What the task requires:
Without including any pictures, write out the listing below exactly.

— BEGIN Listed records —

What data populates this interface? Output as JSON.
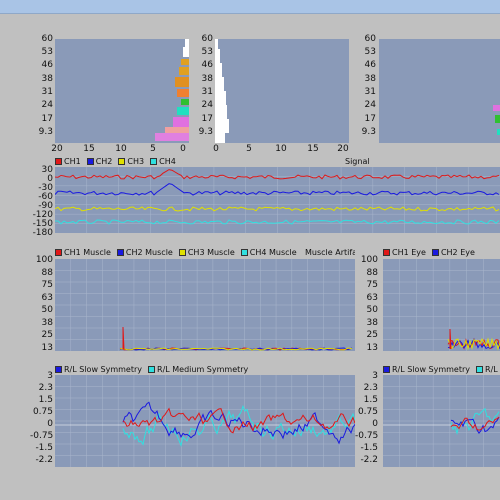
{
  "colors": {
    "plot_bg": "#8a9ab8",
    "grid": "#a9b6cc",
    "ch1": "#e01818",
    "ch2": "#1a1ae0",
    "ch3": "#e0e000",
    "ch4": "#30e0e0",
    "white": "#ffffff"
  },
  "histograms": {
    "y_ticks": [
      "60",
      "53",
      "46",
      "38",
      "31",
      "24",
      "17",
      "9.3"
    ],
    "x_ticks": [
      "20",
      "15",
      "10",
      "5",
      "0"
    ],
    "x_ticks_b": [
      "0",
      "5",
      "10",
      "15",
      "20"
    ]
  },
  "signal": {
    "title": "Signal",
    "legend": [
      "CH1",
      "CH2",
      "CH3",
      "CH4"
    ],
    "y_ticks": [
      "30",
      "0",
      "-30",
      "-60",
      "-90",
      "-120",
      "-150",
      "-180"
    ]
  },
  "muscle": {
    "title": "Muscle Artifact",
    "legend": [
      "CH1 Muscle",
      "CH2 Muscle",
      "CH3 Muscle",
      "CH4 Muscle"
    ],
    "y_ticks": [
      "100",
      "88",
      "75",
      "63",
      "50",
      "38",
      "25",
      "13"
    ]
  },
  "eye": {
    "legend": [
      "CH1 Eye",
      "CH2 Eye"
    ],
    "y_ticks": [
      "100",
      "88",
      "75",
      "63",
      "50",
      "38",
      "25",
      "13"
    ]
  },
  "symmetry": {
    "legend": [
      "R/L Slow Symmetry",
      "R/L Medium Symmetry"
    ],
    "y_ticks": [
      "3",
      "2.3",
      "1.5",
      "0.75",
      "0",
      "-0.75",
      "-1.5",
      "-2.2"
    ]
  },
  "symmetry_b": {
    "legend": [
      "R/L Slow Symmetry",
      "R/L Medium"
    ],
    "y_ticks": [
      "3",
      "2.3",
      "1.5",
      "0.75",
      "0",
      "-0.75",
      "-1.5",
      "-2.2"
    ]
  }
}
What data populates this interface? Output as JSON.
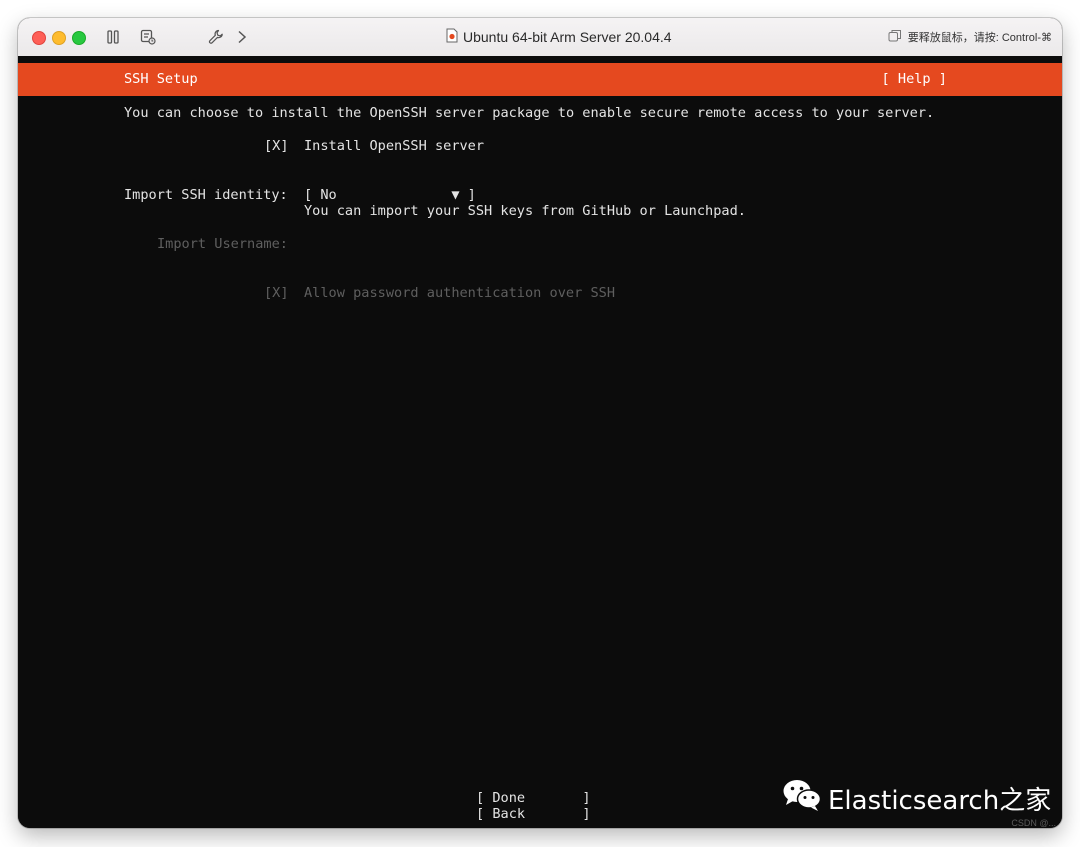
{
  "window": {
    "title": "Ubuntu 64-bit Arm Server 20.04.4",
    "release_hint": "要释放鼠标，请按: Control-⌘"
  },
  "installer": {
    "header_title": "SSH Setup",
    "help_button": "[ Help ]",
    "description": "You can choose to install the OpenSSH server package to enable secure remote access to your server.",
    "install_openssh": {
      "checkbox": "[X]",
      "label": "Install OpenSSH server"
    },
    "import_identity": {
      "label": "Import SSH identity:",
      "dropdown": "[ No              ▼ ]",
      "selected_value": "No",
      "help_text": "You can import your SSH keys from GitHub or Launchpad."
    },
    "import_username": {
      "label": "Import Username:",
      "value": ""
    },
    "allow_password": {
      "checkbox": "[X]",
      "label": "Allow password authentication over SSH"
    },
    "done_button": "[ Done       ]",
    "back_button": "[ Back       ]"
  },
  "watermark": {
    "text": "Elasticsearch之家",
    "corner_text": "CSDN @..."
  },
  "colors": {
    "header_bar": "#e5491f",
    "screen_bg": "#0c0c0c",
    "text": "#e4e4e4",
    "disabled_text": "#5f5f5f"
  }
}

— END Listed records —

Correct response:
What data populates this interface? Output as JSON.
{
  "colors": {
    "plot_bg": "#8a9ab8",
    "grid": "#a9b6cc",
    "ch1": "#e01818",
    "ch2": "#1a1ae0",
    "ch3": "#e0e000",
    "ch4": "#30e0e0",
    "white": "#ffffff"
  },
  "histograms": {
    "y_ticks": [
      "60",
      "53",
      "46",
      "38",
      "31",
      "24",
      "17",
      "9.3"
    ],
    "x_ticks": [
      "20",
      "15",
      "10",
      "5",
      "0"
    ],
    "x_ticks_b": [
      "0",
      "5",
      "10",
      "15",
      "20"
    ]
  },
  "signal": {
    "title": "Signal",
    "legend": [
      "CH1",
      "CH2",
      "CH3",
      "CH4"
    ],
    "y_ticks": [
      "30",
      "0",
      "-30",
      "-60",
      "-90",
      "-120",
      "-150",
      "-180"
    ]
  },
  "muscle": {
    "title": "Muscle Artifact",
    "legend": [
      "CH1 Muscle",
      "CH2 Muscle",
      "CH3 Muscle",
      "CH4 Muscle"
    ],
    "y_ticks": [
      "100",
      "88",
      "75",
      "63",
      "50",
      "38",
      "25",
      "13"
    ]
  },
  "eye": {
    "legend": [
      "CH1 Eye",
      "CH2 Eye"
    ],
    "y_ticks": [
      "100",
      "88",
      "75",
      "63",
      "50",
      "38",
      "25",
      "13"
    ]
  },
  "symmetry": {
    "legend": [
      "R/L Slow Symmetry",
      "R/L Medium Symmetry"
    ],
    "y_ticks": [
      "3",
      "2.3",
      "1.5",
      "0.75",
      "0",
      "-0.75",
      "-1.5",
      "-2.2"
    ]
  },
  "symmetry_b": {
    "legend": [
      "R/L Slow Symmetry",
      "R/L Medium"
    ],
    "y_ticks": [
      "3",
      "2.3",
      "1.5",
      "0.75",
      "0",
      "-0.75",
      "-1.5",
      "-2.2"
    ]
  }
}
What data populates this interface? Output as JSON.
{
  "window": {
    "title": "Ubuntu 64-bit Arm Server 20.04.4",
    "release_hint": "要释放鼠标，请按: Control-⌘"
  },
  "installer": {
    "header_title": "SSH Setup",
    "help_button": "[ Help ]",
    "description": "You can choose to install the OpenSSH server package to enable secure remote access to your server.",
    "install_openssh": {
      "checkbox": "[X]",
      "label": "Install OpenSSH server"
    },
    "import_identity": {
      "label": "Import SSH identity:",
      "dropdown": "[ No              ▼ ]",
      "selected_value": "No",
      "help_text": "You can import your SSH keys from GitHub or Launchpad."
    },
    "import_username": {
      "label": "Import Username:",
      "value": ""
    },
    "allow_password": {
      "checkbox": "[X]",
      "label": "Allow password authentication over SSH"
    },
    "done_button": "[ Done       ]",
    "back_button": "[ Back       ]"
  },
  "watermark": {
    "text": "Elasticsearch之家",
    "corner_text": "CSDN @..."
  },
  "colors": {
    "header_bar": "#e5491f",
    "screen_bg": "#0c0c0c",
    "text": "#e4e4e4",
    "disabled_text": "#5f5f5f"
  }
}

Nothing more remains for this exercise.